Your instructions
Copy every item below word for word, leaving out the pictures.

Extracted data

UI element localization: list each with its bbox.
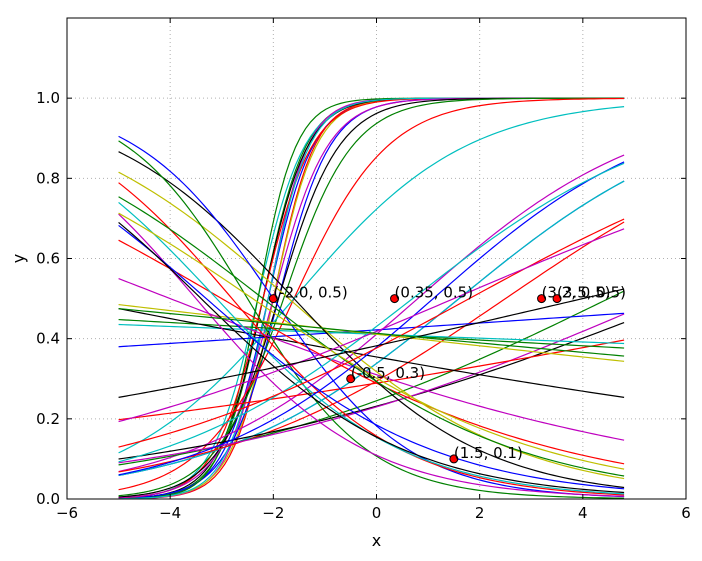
y-tick-label: 0.2 xyxy=(36,410,60,428)
data-point-marker xyxy=(552,294,562,304)
data-point-marker xyxy=(268,294,278,304)
x-tick-label: 4 xyxy=(578,504,588,522)
y-tick-label: 0.0 xyxy=(36,490,60,508)
data-point-label: (0.35, 0.5) xyxy=(395,284,474,302)
data-point-marker xyxy=(390,294,400,304)
series-line xyxy=(118,228,625,423)
series-line xyxy=(118,239,625,465)
series-line xyxy=(118,171,625,480)
x-tick-label: −4 xyxy=(159,504,181,522)
x-tick-label: −6 xyxy=(56,504,78,522)
marked-points: (-2.0, 0.5) (0.35, 0.5) (3.2, 0.5)(3.5, 0.… xyxy=(268,284,626,464)
data-point-marker xyxy=(537,294,547,304)
series-line xyxy=(118,224,625,490)
data-point-label: (-2.0, 0.5) xyxy=(273,284,347,302)
series-line xyxy=(118,106,625,454)
series-line xyxy=(118,221,625,494)
data-point-marker xyxy=(346,374,356,384)
y-tick-label: 0.8 xyxy=(36,169,60,187)
y-tick-label: 1.0 xyxy=(36,89,60,107)
series-line xyxy=(118,308,625,398)
x-tick-label: 2 xyxy=(475,504,485,522)
series-line xyxy=(118,290,625,466)
series-lines xyxy=(118,97,625,499)
data-point-marker xyxy=(449,454,459,464)
data-point-label: (-0.5, 0.3) xyxy=(351,364,425,382)
y-axis-label: y xyxy=(9,254,28,263)
series-line xyxy=(118,339,625,421)
series-line xyxy=(118,97,625,497)
x-tick-label: −2 xyxy=(262,504,284,522)
series-line xyxy=(118,308,625,357)
series-line xyxy=(118,161,625,476)
x-tick-label: 0 xyxy=(372,504,382,522)
series-line xyxy=(118,196,625,477)
x-tick-label: 6 xyxy=(681,504,691,522)
series-line xyxy=(118,135,625,498)
series-line xyxy=(118,213,625,497)
series-line xyxy=(118,218,625,448)
x-axis-label: x xyxy=(372,531,381,550)
series-line xyxy=(118,212,625,470)
data-point-label: (3.5, 0.5) xyxy=(557,284,626,302)
axis-ticks: −6 −4 −2 0 2 4 6 0.0 0.2 0.4 0.6 0.8 1.0 xyxy=(36,18,691,522)
series-line xyxy=(118,321,625,460)
series-line xyxy=(118,278,625,441)
data-point-label: (1.5, 0.1) xyxy=(454,444,523,462)
series-line xyxy=(118,151,625,489)
series-line xyxy=(118,288,625,398)
y-tick-label: 0.6 xyxy=(36,250,60,268)
y-tick-label: 0.4 xyxy=(36,330,60,348)
series-line xyxy=(118,162,625,463)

Response to the task
UI element localization: list each with its bbox.
y-tick-label: 0.2 xyxy=(36,410,60,428)
data-point-marker xyxy=(552,294,562,304)
data-point-marker xyxy=(268,294,278,304)
x-tick-label: 4 xyxy=(578,504,588,522)
y-tick-label: 0.0 xyxy=(36,490,60,508)
data-point-label: (0.35, 0.5) xyxy=(395,284,474,302)
data-point-marker xyxy=(390,294,400,304)
series-line xyxy=(118,228,625,423)
series-line xyxy=(118,239,625,465)
series-line xyxy=(118,171,625,480)
x-tick-label: −4 xyxy=(159,504,181,522)
x-tick-label: −6 xyxy=(56,504,78,522)
marked-points: (-2.0, 0.5) (0.35, 0.5) (3.2, 0.5)(3.5, 0.… xyxy=(268,284,626,464)
data-point-marker xyxy=(537,294,547,304)
series-line xyxy=(118,224,625,490)
data-point-label: (-2.0, 0.5) xyxy=(273,284,347,302)
series-line xyxy=(118,106,625,454)
series-line xyxy=(118,221,625,494)
data-point-marker xyxy=(346,374,356,384)
y-tick-label: 0.8 xyxy=(36,169,60,187)
y-tick-label: 1.0 xyxy=(36,89,60,107)
series-line xyxy=(118,308,625,398)
x-tick-label: 2 xyxy=(475,504,485,522)
series-line xyxy=(118,290,625,466)
series-lines xyxy=(118,97,625,499)
data-point-marker xyxy=(449,454,459,464)
data-point-label: (-0.5, 0.3) xyxy=(351,364,425,382)
y-axis-label: y xyxy=(9,254,28,263)
series-line xyxy=(118,339,625,421)
series-line xyxy=(118,97,625,497)
x-tick-label: −2 xyxy=(262,504,284,522)
series-line xyxy=(118,308,625,357)
series-line xyxy=(118,161,625,476)
x-tick-label: 0 xyxy=(372,504,382,522)
series-line xyxy=(118,196,625,477)
x-tick-label: 6 xyxy=(681,504,691,522)
series-line xyxy=(118,135,625,498)
series-line xyxy=(118,213,625,497)
series-line xyxy=(118,218,625,448)
x-axis-label: x xyxy=(372,531,381,550)
series-line xyxy=(118,212,625,470)
data-point-label: (3.5, 0.5) xyxy=(557,284,626,302)
axis-ticks: −6 −4 −2 0 2 4 6 0.0 0.2 0.4 0.6 0.8 1.0 xyxy=(36,18,691,522)
series-line xyxy=(118,321,625,460)
series-line xyxy=(118,278,625,441)
data-point-label: (1.5, 0.1) xyxy=(454,444,523,462)
series-line xyxy=(118,151,625,489)
series-line xyxy=(118,288,625,398)
y-tick-label: 0.6 xyxy=(36,250,60,268)
y-tick-label: 0.4 xyxy=(36,330,60,348)
series-line xyxy=(118,162,625,463)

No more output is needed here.